** start of Records shown **
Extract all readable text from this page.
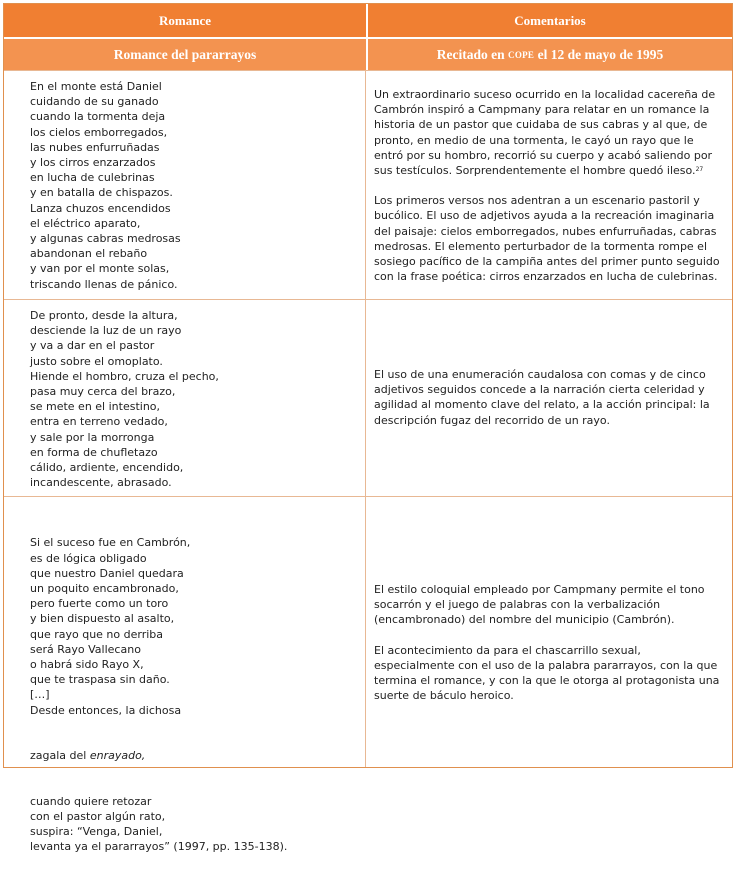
Romance	Comentarios
Romance del pararrayos	Recitado en
COPE
el 12 de mayo de 1995
En el monte está Daniel
cuidando de su ganado
cuando la tormenta deja
los cielos emborregados,
las nubes enfurruñadas
y los cirros enzarzados
en lucha de culebrinas
y en batalla de chispazos.
Lanza chuzos encendidos
el eléctrico aparato,
y algunas cabras medrosas
abandonan el rebaño
y van por el monte solas,
triscando llenas de pánico.

Un extraordinario suceso ocurrido en la localidad cacereña de Cambrón inspiró a Campmany para relatar en un romance la historia de un pastor que cuidaba de sus cabras y al que, de pronto, en medio de una tormenta, le cayó un rayo que le entró por su hombro, recorrió su cuerpo y acabó saliendo por sus testículos. Sorprendentemente el hombre quedó ileso.$^{27}$

Los primeros versos nos adentran a un escenario pastoril y bucólico. El uso de adjetivos ayuda a la recreación imaginaria del paisaje: cielos emborregados, nubes enfurruñadas, cabras medrosas. El elemento perturbador de la tormenta rompe el sosiego pacífico de la campiña antes del primer punto seguido con la frase poética: cirros enzarzados en lucha de culebrinas.

De pronto, desde la altura,
desciende la luz de un rayo
y va a dar en el pastor
justo sobre el omoplato.
Hiende el hombro, cruza el pecho,
pasa muy cerca del brazo,
se mete en el intestino,
entra en terreno vedado,
y sale por la morronga
en forma de chufletazo
cálido, ardiente, encendido,
incandescente, abrasado.

El uso de una enumeración caudalosa con comas y de cinco adjetivos seguidos concede a la narración cierta celeridad y agilidad al momento clave del relato, a la acción principal: la descripción fugaz del recorrido de un rayo.

Si el suceso fue en Cambrón,
es de lógica obligado
que nuestro Daniel quedara
un poquito encambronado,
pero fuerte como un toro
y bien dispuesto al asalto,
que rayo que no derriba
será Rayo Vallecano
o habrá sido Rayo X,
que te traspasa sin daño.
[…]
Desde entonces, la dichosa

zagala del enrayado,

cuando quiere retozar
con el pastor algún rato,
suspira: “Venga, Daniel,
levanta ya el pararrayos” (1997, pp. 135-138).

El estilo coloquial empleado por Campmany permite el tono socarrón y el juego de palabras con la verbalización (encambronado) del nombre del municipio (Cambrón).

El acontecimiento da para el chascarrillo sexual, especialmente con el uso de la palabra pararrayos, con la que termina el romance, y con la que le otorga al protagonista una suerte de báculo heroico.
** end of Records shown **
Exercise:
Reproduce all of the material exactly, apart from the pictures.

Exercise result:
Extract all readable text from this page.
Romance	Comentarios
Romance del pararrayos	Recitado en
COPE
el 12 de mayo de 1995
En el monte está Daniel
cuidando de su ganado
cuando la tormenta deja
los cielos emborregados,
las nubes enfurruñadas
y los cirros enzarzados
en lucha de culebrinas
y en batalla de chispazos.
Lanza chuzos encendidos
el eléctrico aparato,
y algunas cabras medrosas
abandonan el rebaño
y van por el monte solas,
triscando llenas de pánico.

Un extraordinario suceso ocurrido en la localidad cacereña de Cambrón inspiró a Campmany para relatar en un romance la historia de un pastor que cuidaba de sus cabras y al que, de pronto, en medio de una tormenta, le cayó un rayo que le entró por su hombro, recorrió su cuerpo y acabó saliendo por sus testículos. Sorprendentemente el hombre quedó ileso.$^{27}$

Los primeros versos nos adentran a un escenario pastoril y bucólico. El uso de adjetivos ayuda a la recreación imaginaria del paisaje: cielos emborregados, nubes enfurruñadas, cabras medrosas. El elemento perturbador de la tormenta rompe el sosiego pacífico de la campiña antes del primer punto seguido con la frase poética: cirros enzarzados en lucha de culebrinas.

De pronto, desde la altura,
desciende la luz de un rayo
y va a dar en el pastor
justo sobre el omoplato.
Hiende el hombro, cruza el pecho,
pasa muy cerca del brazo,
se mete en el intestino,
entra en terreno vedado,
y sale por la morronga
en forma de chufletazo
cálido, ardiente, encendido,
incandescente, abrasado.

El uso de una enumeración caudalosa con comas y de cinco adjetivos seguidos concede a la narración cierta celeridad y agilidad al momento clave del relato, a la acción principal: la descripción fugaz del recorrido de un rayo.

Si el suceso fue en Cambrón,
es de lógica obligado
que nuestro Daniel quedara
un poquito encambronado,
pero fuerte como un toro
y bien dispuesto al asalto,
que rayo que no derriba
será Rayo Vallecano
o habrá sido Rayo X,
que te traspasa sin daño.
[…]
Desde entonces, la dichosa

zagala del enrayado,

cuando quiere retozar
con el pastor algún rato,
suspira: “Venga, Daniel,
levanta ya el pararrayos” (1997, pp. 135-138).

El estilo coloquial empleado por Campmany permite el tono socarrón y el juego de palabras con la verbalización (encambronado) del nombre del municipio (Cambrón).

El acontecimiento da para el chascarrillo sexual, especialmente con el uso de la palabra pararrayos, con la que termina el romance, y con la que le otorga al protagonista una suerte de báculo heroico.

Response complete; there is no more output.